▶ _STATED TASK_
Leave out the pictures and transcribe the rest of the records exactly.

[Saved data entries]
# # # #

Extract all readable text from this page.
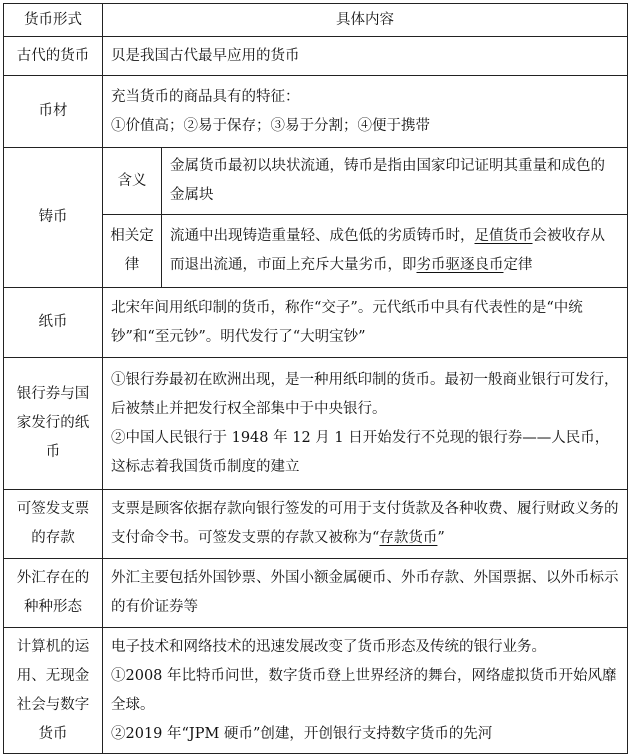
货币形式	具体内容	
古代的货币	贝是我国古代最早应用的货币	
币材	充当货币的商品具有的特征：
①价值高；②易于保存；③易于分割；④便于携带	

铸币	含义	金属货币最初以块状流通，铸币是指由国家印记证明其重量和成色的金属块
	相关定律	流通中出现铸造重量轻、成色低的劣质铸币时，足值货币会被收存从而退出流通，市面上充斥大量劣币，即劣币驱逐良币定律
纸币	北宋年间用纸印制的货币，称作“交子”。元代纸币中具有代表性的是“中统钞”和“至元钞”。明代发行了“大明宝钞”	
银行券与国家发行的纸币	①银行券最初在欧洲出现，是一种用纸印制的货币。最初一般商业银行可发行，后被禁止并把发行权全部集中于中央银行。
②中国人民银行于 1948 年 12 月 1 日开始发行不兑现的银行券——人民币，这标志着我国货币制度的建立	

可签发支票的存款	支票是顾客依据存款向银行签发的可用于支付货款及各种收费、履行财政义务的支付命令书。可签发支票的存款又被称为“存款货币”	
外汇存在的种种形态	外汇主要包括外国钞票、外国小额金属硬币、外币存款、外国票据、以外币标示的有价证券等	
计算机的运用、无现金社会与数字货币	电子技术和网络技术的迅速发展改变了货币形态及传统的银行业务。
①2008 年比特币问世，数字货币登上世界经济的舞台，网络虚拟货币开始风靡全球。
②2019 年“JPM 硬币”创建，开创银行支持数字货币的先河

# # # #

▶ _RESULT FOR THIS EXERCISE_
Extract all readable text from this page.
货币形式	具体内容	
古代的货币	贝是我国古代最早应用的货币	
币材	充当货币的商品具有的特征：
①价值高；②易于保存；③易于分割；④便于携带	

铸币	含义	金属货币最初以块状流通，铸币是指由国家印记证明其重量和成色的金属块
	相关定律	流通中出现铸造重量轻、成色低的劣质铸币时，足值货币会被收存从而退出流通，市面上充斥大量劣币，即劣币驱逐良币定律
纸币	北宋年间用纸印制的货币，称作“交子”。元代纸币中具有代表性的是“中统钞”和“至元钞”。明代发行了“大明宝钞”	
银行券与国家发行的纸币	①银行券最初在欧洲出现，是一种用纸印制的货币。最初一般商业银行可发行，后被禁止并把发行权全部集中于中央银行。
②中国人民银行于 1948 年 12 月 1 日开始发行不兑现的银行券——人民币，这标志着我国货币制度的建立	

可签发支票的存款	支票是顾客依据存款向银行签发的可用于支付货款及各种收费、履行财政义务的支付命令书。可签发支票的存款又被称为“存款货币”	
外汇存在的种种形态	外汇主要包括外国钞票、外国小额金属硬币、外币存款、外国票据、以外币标示的有价证券等	
计算机的运用、无现金社会与数字货币	电子技术和网络技术的迅速发展改变了货币形态及传统的银行业务。
①2008 年比特币问世，数字货币登上世界经济的舞台，网络虚拟货币开始风靡全球。
②2019 年“JPM 硬币”创建，开创银行支持数字货币的先河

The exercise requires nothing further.